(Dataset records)

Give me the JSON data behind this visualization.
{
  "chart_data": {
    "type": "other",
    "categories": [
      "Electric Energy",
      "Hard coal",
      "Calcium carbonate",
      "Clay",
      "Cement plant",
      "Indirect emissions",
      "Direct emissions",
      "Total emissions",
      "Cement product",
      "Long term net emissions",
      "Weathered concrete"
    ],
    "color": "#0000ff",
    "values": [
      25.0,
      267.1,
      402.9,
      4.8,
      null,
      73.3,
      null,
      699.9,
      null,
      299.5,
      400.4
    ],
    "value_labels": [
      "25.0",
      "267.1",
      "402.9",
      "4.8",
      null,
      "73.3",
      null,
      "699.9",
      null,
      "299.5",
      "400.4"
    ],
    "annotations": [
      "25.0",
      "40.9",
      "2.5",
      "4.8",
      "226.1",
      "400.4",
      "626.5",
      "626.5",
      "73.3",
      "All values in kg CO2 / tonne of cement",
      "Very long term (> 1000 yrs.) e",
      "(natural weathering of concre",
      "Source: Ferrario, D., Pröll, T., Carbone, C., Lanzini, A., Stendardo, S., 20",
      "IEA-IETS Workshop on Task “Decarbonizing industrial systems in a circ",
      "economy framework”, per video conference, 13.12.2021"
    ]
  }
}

▶ _Requirement_:
Please reproduce every line of the material word for word.

▶ _Finished exercise_:
Give me the JSON data behind this visualization.
{
  "chart_data": {
    "type": "other",
    "categories": [
      "Electric Energy",
      "Hard coal",
      "Calcium carbonate",
      "Clay",
      "Cement plant",
      "Indirect emissions",
      "Direct emissions",
      "Total emissions",
      "Cement product",
      "Long term net emissions",
      "Weathered concrete"
    ],
    "color": "#0000ff",
    "values": [
      25.0,
      267.1,
      402.9,
      4.8,
      null,
      73.3,
      null,
      699.9,
      null,
      299.5,
      400.4
    ],
    "value_labels": [
      "25.0",
      "267.1",
      "402.9",
      "4.8",
      null,
      "73.3",
      null,
      "699.9",
      null,
      "299.5",
      "400.4"
    ],
    "annotations": [
      "25.0",
      "40.9",
      "2.5",
      "4.8",
      "226.1",
      "400.4",
      "626.5",
      "626.5",
      "73.3",
      "All values in kg CO2 / tonne of cement",
      "Very long term (> 1000 yrs.) e",
      "(natural weathering of concre",
      "Source: Ferrario, D., Pröll, T., Carbone, C., Lanzini, A., Stendardo, S., 20",
      "IEA-IETS Workshop on Task “Decarbonizing industrial systems in a circ",
      "economy framework”, per video conference, 13.12.2021"
    ]
  }
}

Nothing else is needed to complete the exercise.